## Written exercise
From the data that follows, report how many lines hold the string "Fremdartikel", giving only the number.

⟨

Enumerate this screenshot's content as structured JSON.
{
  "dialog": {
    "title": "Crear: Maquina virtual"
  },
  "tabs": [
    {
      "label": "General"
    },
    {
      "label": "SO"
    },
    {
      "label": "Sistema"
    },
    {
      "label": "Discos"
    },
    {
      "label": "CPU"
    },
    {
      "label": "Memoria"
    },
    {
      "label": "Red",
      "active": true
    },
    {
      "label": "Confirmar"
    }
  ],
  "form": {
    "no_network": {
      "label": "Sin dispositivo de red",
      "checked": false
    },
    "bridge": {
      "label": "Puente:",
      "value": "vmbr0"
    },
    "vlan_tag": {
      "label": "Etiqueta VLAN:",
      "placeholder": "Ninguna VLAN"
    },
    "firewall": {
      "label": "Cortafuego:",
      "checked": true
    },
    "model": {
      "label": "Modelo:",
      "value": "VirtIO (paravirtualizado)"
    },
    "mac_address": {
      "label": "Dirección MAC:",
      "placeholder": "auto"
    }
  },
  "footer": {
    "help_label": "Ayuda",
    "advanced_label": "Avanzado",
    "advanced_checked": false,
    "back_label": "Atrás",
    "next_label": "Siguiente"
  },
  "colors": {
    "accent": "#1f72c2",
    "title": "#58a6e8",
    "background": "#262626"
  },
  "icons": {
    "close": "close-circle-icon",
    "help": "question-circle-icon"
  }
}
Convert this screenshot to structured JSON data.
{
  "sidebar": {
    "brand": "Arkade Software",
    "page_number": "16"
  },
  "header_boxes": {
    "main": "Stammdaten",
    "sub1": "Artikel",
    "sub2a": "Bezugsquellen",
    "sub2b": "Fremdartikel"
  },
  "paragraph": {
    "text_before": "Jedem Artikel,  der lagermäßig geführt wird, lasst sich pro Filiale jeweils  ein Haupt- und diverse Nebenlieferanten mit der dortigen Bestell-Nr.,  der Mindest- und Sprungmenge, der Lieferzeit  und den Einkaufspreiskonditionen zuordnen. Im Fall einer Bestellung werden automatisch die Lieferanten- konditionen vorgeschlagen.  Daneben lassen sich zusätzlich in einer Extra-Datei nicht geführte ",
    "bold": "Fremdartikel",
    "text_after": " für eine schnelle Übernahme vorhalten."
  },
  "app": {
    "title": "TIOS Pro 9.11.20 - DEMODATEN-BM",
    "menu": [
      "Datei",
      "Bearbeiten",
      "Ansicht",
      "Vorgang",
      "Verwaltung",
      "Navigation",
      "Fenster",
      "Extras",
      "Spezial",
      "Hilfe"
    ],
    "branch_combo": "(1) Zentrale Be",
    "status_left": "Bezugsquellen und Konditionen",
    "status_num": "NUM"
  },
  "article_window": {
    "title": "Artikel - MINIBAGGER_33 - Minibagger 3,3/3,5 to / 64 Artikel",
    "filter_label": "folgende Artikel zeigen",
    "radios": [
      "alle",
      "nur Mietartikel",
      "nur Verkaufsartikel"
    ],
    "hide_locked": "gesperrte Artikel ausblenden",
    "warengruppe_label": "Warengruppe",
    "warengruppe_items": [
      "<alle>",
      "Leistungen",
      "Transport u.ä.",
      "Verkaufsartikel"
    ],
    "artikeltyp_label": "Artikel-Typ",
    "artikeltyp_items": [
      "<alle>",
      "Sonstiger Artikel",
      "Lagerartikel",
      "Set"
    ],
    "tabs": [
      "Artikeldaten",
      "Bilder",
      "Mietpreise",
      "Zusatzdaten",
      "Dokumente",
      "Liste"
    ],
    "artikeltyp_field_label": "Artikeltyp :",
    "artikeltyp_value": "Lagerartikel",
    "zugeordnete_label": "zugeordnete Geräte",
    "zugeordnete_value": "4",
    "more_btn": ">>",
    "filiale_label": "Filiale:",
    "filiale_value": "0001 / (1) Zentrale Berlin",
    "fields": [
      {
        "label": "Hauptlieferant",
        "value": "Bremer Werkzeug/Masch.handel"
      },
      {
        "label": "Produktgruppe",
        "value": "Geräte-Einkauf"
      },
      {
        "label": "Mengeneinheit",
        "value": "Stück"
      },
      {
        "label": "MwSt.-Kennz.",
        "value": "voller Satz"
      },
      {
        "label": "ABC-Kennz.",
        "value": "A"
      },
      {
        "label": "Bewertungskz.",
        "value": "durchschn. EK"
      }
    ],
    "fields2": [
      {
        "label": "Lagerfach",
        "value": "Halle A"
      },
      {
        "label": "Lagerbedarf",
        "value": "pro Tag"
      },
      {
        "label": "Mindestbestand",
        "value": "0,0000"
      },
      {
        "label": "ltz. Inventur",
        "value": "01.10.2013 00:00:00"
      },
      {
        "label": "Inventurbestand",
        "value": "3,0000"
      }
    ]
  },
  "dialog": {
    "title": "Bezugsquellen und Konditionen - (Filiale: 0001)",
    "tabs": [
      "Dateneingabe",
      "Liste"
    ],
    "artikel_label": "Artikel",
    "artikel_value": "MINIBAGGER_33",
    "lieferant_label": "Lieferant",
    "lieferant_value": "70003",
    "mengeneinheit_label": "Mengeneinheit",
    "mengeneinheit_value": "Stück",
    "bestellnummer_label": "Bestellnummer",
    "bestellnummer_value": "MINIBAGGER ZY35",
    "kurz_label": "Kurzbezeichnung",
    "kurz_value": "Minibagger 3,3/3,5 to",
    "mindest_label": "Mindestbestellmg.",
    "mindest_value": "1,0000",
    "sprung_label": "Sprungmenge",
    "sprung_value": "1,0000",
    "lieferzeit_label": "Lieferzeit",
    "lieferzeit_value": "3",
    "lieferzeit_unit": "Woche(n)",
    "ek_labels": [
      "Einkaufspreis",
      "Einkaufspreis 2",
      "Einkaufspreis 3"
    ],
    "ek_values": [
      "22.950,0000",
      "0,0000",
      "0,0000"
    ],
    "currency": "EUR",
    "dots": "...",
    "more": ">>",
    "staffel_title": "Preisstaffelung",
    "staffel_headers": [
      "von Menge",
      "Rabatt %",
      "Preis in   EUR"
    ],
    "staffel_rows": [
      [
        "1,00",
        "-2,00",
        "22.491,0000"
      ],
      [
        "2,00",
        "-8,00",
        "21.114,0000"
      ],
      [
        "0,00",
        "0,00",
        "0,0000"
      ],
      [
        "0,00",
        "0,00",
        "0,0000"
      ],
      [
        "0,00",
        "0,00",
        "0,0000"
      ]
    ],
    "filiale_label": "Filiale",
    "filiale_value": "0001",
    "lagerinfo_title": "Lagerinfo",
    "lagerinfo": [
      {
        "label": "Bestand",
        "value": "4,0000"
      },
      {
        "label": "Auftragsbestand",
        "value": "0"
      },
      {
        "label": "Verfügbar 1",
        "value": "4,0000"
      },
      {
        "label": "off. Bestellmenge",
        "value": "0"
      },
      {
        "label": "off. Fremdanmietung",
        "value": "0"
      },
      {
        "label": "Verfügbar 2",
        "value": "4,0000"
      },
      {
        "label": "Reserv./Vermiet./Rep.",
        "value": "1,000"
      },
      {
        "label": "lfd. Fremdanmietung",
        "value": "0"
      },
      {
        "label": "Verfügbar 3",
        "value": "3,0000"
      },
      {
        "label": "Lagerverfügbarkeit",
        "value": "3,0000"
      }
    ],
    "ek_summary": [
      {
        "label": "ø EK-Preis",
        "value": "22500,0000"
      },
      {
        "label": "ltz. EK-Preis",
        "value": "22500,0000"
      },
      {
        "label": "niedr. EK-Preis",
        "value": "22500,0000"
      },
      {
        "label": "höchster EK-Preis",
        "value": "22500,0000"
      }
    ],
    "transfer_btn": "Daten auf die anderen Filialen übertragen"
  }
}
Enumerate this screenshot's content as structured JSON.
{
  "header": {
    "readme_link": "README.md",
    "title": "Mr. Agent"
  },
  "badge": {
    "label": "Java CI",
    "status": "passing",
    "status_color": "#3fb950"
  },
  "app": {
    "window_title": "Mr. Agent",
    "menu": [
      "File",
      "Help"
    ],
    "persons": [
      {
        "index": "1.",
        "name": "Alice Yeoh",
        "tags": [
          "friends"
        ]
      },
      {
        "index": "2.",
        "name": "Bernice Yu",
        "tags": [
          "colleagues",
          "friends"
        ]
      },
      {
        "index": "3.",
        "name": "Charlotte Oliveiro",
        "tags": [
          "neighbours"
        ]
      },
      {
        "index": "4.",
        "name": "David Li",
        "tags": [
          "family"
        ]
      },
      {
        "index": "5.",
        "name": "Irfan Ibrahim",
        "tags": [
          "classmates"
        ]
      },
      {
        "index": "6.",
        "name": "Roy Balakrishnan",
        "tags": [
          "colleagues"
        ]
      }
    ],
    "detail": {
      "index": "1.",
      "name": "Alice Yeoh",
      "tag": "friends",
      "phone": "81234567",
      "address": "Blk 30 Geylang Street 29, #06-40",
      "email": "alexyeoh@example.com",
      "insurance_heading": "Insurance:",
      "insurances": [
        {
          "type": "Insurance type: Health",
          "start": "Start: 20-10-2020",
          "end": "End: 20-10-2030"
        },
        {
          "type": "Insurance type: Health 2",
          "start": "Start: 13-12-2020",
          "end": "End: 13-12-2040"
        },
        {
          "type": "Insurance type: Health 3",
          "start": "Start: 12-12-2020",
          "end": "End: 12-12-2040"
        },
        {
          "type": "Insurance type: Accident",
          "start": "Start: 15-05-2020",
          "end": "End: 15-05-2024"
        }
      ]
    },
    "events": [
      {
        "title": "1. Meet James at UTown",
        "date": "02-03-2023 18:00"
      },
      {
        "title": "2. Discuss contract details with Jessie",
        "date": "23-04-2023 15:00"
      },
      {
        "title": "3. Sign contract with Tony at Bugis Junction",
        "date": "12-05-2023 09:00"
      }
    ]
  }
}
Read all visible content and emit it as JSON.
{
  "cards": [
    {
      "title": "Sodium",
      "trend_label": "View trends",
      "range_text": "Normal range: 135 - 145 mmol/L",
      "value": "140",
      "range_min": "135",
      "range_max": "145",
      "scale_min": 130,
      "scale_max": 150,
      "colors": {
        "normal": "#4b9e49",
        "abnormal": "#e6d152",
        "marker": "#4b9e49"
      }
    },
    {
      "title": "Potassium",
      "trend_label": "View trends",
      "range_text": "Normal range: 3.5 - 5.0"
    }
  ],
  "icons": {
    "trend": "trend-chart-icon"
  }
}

⟩

## Full answer
2